_Short problem_
Write the records out again, keeping each line exactly as it is.

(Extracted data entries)
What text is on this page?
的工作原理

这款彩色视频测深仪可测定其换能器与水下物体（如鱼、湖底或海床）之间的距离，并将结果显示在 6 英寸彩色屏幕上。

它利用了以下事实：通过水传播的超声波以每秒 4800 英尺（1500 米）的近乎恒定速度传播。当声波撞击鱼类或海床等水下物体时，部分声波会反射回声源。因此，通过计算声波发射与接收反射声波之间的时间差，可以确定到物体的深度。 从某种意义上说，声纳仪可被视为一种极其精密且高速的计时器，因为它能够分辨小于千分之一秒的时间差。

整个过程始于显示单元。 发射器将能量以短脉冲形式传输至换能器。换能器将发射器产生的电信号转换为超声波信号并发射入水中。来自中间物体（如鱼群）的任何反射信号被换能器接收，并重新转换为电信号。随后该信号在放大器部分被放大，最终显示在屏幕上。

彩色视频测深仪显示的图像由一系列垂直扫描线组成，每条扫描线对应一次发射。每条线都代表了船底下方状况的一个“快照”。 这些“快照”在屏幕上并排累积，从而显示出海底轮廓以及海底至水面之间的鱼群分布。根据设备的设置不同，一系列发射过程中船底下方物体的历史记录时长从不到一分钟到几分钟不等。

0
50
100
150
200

_The result_
What text is on this page?
的工作原理

这款彩色视频测深仪可测定其换能器与水下物体（如鱼、湖底或海床）之间的距离，并将结果显示在 6 英寸彩色屏幕上。

它利用了以下事实：通过水传播的超声波以每秒 4800 英尺（1500 米）的近乎恒定速度传播。当声波撞击鱼类或海床等水下物体时，部分声波会反射回声源。因此，通过计算声波发射与接收反射声波之间的时间差，可以确定到物体的深度。 从某种意义上说，声纳仪可被视为一种极其精密且高速的计时器，因为它能够分辨小于千分之一秒的时间差。

整个过程始于显示单元。 发射器将能量以短脉冲形式传输至换能器。换能器将发射器产生的电信号转换为超声波信号并发射入水中。来自中间物体（如鱼群）的任何反射信号被换能器接收，并重新转换为电信号。随后该信号在放大器部分被放大，最终显示在屏幕上。

彩色视频测深仪显示的图像由一系列垂直扫描线组成，每条扫描线对应一次发射。每条线都代表了船底下方状况的一个“快照”。 这些“快照”在屏幕上并排累积，从而显示出海底轮廓以及海底至水面之间的鱼群分布。根据设备的设置不同，一系列发射过程中船底下方物体的历史记录时长从不到一分钟到几分钟不等。

0
50
100
150
200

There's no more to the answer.